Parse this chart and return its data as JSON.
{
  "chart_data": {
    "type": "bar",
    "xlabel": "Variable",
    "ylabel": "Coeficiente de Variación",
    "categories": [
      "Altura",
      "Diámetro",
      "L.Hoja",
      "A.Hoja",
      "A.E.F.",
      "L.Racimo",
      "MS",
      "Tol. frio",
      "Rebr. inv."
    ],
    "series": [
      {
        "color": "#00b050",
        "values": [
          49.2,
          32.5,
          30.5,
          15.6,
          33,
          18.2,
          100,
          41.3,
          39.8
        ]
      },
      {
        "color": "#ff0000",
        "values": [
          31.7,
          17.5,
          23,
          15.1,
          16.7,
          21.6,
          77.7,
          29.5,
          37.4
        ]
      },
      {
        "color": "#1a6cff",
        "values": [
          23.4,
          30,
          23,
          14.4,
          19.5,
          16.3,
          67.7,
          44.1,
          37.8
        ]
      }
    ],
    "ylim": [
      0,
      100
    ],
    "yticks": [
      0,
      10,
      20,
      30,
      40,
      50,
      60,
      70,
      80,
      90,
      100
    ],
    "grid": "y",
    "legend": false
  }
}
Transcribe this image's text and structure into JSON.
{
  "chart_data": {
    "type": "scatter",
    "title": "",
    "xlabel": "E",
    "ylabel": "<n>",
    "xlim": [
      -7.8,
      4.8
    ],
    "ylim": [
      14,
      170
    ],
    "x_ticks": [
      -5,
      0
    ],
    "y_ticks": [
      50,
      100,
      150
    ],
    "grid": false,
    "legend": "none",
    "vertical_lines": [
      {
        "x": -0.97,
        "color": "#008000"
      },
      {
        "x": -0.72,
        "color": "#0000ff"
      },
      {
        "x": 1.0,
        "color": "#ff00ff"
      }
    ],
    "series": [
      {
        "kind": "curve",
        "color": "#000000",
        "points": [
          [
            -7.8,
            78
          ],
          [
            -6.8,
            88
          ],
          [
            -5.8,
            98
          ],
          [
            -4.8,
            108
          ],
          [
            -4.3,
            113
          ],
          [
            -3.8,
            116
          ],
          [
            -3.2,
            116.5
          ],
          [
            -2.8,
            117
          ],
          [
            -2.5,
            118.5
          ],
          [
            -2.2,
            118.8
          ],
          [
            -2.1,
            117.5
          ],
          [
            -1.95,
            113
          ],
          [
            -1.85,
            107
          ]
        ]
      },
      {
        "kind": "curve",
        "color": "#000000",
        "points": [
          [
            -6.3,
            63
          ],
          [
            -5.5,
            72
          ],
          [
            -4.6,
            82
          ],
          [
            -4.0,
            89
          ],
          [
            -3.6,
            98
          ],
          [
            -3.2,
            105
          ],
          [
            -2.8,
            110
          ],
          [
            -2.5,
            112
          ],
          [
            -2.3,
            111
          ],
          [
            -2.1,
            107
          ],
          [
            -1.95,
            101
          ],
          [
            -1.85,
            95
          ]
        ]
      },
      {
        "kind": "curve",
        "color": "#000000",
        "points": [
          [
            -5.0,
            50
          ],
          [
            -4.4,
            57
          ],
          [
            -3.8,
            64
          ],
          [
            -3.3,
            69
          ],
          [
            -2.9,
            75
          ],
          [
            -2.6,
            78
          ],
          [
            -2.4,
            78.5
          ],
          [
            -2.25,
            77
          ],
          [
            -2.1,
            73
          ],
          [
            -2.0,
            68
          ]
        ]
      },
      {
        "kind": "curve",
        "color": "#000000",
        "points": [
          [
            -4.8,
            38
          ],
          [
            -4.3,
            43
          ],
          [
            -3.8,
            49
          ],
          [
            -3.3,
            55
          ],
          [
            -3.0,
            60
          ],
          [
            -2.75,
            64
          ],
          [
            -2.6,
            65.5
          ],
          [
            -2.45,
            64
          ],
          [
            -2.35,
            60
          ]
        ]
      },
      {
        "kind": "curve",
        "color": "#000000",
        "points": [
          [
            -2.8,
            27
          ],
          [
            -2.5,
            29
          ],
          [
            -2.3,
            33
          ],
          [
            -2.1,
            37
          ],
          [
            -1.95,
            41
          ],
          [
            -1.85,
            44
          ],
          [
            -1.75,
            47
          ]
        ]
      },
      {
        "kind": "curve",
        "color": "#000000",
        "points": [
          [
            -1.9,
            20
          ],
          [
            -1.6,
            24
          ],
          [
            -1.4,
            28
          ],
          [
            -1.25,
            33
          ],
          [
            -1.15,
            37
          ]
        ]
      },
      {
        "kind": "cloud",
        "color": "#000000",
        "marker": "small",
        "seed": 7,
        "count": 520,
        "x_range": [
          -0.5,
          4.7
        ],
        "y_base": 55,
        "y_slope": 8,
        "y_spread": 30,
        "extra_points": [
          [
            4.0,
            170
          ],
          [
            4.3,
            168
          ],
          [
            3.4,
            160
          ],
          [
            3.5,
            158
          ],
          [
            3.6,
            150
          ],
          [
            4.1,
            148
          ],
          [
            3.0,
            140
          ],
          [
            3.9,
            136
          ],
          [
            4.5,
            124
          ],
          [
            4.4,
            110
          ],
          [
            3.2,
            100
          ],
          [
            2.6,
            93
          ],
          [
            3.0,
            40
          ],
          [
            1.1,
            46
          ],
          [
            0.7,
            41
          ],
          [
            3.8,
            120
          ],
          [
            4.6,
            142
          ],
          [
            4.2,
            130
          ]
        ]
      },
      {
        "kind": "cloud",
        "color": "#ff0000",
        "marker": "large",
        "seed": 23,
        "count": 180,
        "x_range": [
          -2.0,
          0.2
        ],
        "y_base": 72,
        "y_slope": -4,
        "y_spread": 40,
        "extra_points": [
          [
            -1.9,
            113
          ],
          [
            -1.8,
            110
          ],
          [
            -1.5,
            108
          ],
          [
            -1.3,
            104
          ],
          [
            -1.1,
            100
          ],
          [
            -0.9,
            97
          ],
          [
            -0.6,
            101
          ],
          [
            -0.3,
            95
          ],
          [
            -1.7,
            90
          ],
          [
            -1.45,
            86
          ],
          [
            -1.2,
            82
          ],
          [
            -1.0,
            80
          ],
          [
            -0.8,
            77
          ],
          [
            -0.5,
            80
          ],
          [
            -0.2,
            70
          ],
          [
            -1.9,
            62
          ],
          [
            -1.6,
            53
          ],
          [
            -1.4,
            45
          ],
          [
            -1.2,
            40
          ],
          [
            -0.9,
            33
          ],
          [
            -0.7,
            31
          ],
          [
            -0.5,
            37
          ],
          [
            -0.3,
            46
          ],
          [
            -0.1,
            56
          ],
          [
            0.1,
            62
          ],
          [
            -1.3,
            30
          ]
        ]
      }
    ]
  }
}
━━━
**REQUEST:** Return every record above exactly as it appears.

**ANSWER IN FULL:**
Parse this chart and return its data as JSON.
{
  "chart_data": {
    "type": "bar",
    "xlabel": "Variable",
    "ylabel": "Coeficiente de Variación",
    "categories": [
      "Altura",
      "Diámetro",
      "L.Hoja",
      "A.Hoja",
      "A.E.F.",
      "L.Racimo",
      "MS",
      "Tol. frio",
      "Rebr. inv."
    ],
    "series": [
      {
        "color": "#00b050",
        "values": [
          49.2,
          32.5,
          30.5,
          15.6,
          33,
          18.2,
          100,
          41.3,
          39.8
        ]
      },
      {
        "color": "#ff0000",
        "values": [
          31.7,
          17.5,
          23,
          15.1,
          16.7,
          21.6,
          77.7,
          29.5,
          37.4
        ]
      },
      {
        "color": "#1a6cff",
        "values": [
          23.4,
          30,
          23,
          14.4,
          19.5,
          16.3,
          67.7,
          44.1,
          37.8
        ]
      }
    ],
    "ylim": [
      0,
      100
    ],
    "yticks": [
      0,
      10,
      20,
      30,
      40,
      50,
      60,
      70,
      80,
      90,
      100
    ],
    "grid": "y",
    "legend": false
  }
}
Transcribe this image's text and structure into JSON.
{
  "chart_data": {
    "type": "scatter",
    "title": "",
    "xlabel": "E",
    "ylabel": "<n>",
    "xlim": [
      -7.8,
      4.8
    ],
    "ylim": [
      14,
      170
    ],
    "x_ticks": [
      -5,
      0
    ],
    "y_ticks": [
      50,
      100,
      150
    ],
    "grid": false,
    "legend": "none",
    "vertical_lines": [
      {
        "x": -0.97,
        "color": "#008000"
      },
      {
        "x": -0.72,
        "color": "#0000ff"
      },
      {
        "x": 1.0,
        "color": "#ff00ff"
      }
    ],
    "series": [
      {
        "kind": "curve",
        "color": "#000000",
        "points": [
          [
            -7.8,
            78
          ],
          [
            -6.8,
            88
          ],
          [
            -5.8,
            98
          ],
          [
            -4.8,
            108
          ],
          [
            -4.3,
            113
          ],
          [
            -3.8,
            116
          ],
          [
            -3.2,
            116.5
          ],
          [
            -2.8,
            117
          ],
          [
            -2.5,
            118.5
          ],
          [
            -2.2,
            118.8
          ],
          [
            -2.1,
            117.5
          ],
          [
            -1.95,
            113
          ],
          [
            -1.85,
            107
          ]
        ]
      },
      {
        "kind": "curve",
        "color": "#000000",
        "points": [
          [
            -6.3,
            63
          ],
          [
            -5.5,
            72
          ],
          [
            -4.6,
            82
          ],
          [
            -4.0,
            89
          ],
          [
            -3.6,
            98
          ],
          [
            -3.2,
            105
          ],
          [
            -2.8,
            110
          ],
          [
            -2.5,
            112
          ],
          [
            -2.3,
            111
          ],
          [
            -2.1,
            107
          ],
          [
            -1.95,
            101
          ],
          [
            -1.85,
            95
          ]
        ]
      },
      {
        "kind": "curve",
        "color": "#000000",
        "points": [
          [
            -5.0,
            50
          ],
          [
            -4.4,
            57
          ],
          [
            -3.8,
            64
          ],
          [
            -3.3,
            69
          ],
          [
            -2.9,
            75
          ],
          [
            -2.6,
            78
          ],
          [
            -2.4,
            78.5
          ],
          [
            -2.25,
            77
          ],
          [
            -2.1,
            73
          ],
          [
            -2.0,
            68
          ]
        ]
      },
      {
        "kind": "curve",
        "color": "#000000",
        "points": [
          [
            -4.8,
            38
          ],
          [
            -4.3,
            43
          ],
          [
            -3.8,
            49
          ],
          [
            -3.3,
            55
          ],
          [
            -3.0,
            60
          ],
          [
            -2.75,
            64
          ],
          [
            -2.6,
            65.5
          ],
          [
            -2.45,
            64
          ],
          [
            -2.35,
            60
          ]
        ]
      },
      {
        "kind": "curve",
        "color": "#000000",
        "points": [
          [
            -2.8,
            27
          ],
          [
            -2.5,
            29
          ],
          [
            -2.3,
            33
          ],
          [
            -2.1,
            37
          ],
          [
            -1.95,
            41
          ],
          [
            -1.85,
            44
          ],
          [
            -1.75,
            47
          ]
        ]
      },
      {
        "kind": "curve",
        "color": "#000000",
        "points": [
          [
            -1.9,
            20
          ],
          [
            -1.6,
            24
          ],
          [
            -1.4,
            28
          ],
          [
            -1.25,
            33
          ],
          [
            -1.15,
            37
          ]
        ]
      },
      {
        "kind": "cloud",
        "color": "#000000",
        "marker": "small",
        "seed": 7,
        "count": 520,
        "x_range": [
          -0.5,
          4.7
        ],
        "y_base": 55,
        "y_slope": 8,
        "y_spread": 30,
        "extra_points": [
          [
            4.0,
            170
          ],
          [
            4.3,
            168
          ],
          [
            3.4,
            160
          ],
          [
            3.5,
            158
          ],
          [
            3.6,
            150
          ],
          [
            4.1,
            148
          ],
          [
            3.0,
            140
          ],
          [
            3.9,
            136
          ],
          [
            4.5,
            124
          ],
          [
            4.4,
            110
          ],
          [
            3.2,
            100
          ],
          [
            2.6,
            93
          ],
          [
            3.0,
            40
          ],
          [
            1.1,
            46
          ],
          [
            0.7,
            41
          ],
          [
            3.8,
            120
          ],
          [
            4.6,
            142
          ],
          [
            4.2,
            130
          ]
        ]
      },
      {
        "kind": "cloud",
        "color": "#ff0000",
        "marker": "large",
        "seed": 23,
        "count": 180,
        "x_range": [
          -2.0,
          0.2
        ],
        "y_base": 72,
        "y_slope": -4,
        "y_spread": 40,
        "extra_points": [
          [
            -1.9,
            113
          ],
          [
            -1.8,
            110
          ],
          [
            -1.5,
            108
          ],
          [
            -1.3,
            104
          ],
          [
            -1.1,
            100
          ],
          [
            -0.9,
            97
          ],
          [
            -0.6,
            101
          ],
          [
            -0.3,
            95
          ],
          [
            -1.7,
            90
          ],
          [
            -1.45,
            86
          ],
          [
            -1.2,
            82
          ],
          [
            -1.0,
            80
          ],
          [
            -0.8,
            77
          ],
          [
            -0.5,
            80
          ],
          [
            -0.2,
            70
          ],
          [
            -1.9,
            62
          ],
          [
            -1.6,
            53
          ],
          [
            -1.4,
            45
          ],
          [
            -1.2,
            40
          ],
          [
            -0.9,
            33
          ],
          [
            -0.7,
            31
          ],
          [
            -0.5,
            37
          ],
          [
            -0.3,
            46
          ],
          [
            -0.1,
            56
          ],
          [
            0.1,
            62
          ],
          [
            -1.3,
            30
          ]
        ]
      }
    ]
  }
}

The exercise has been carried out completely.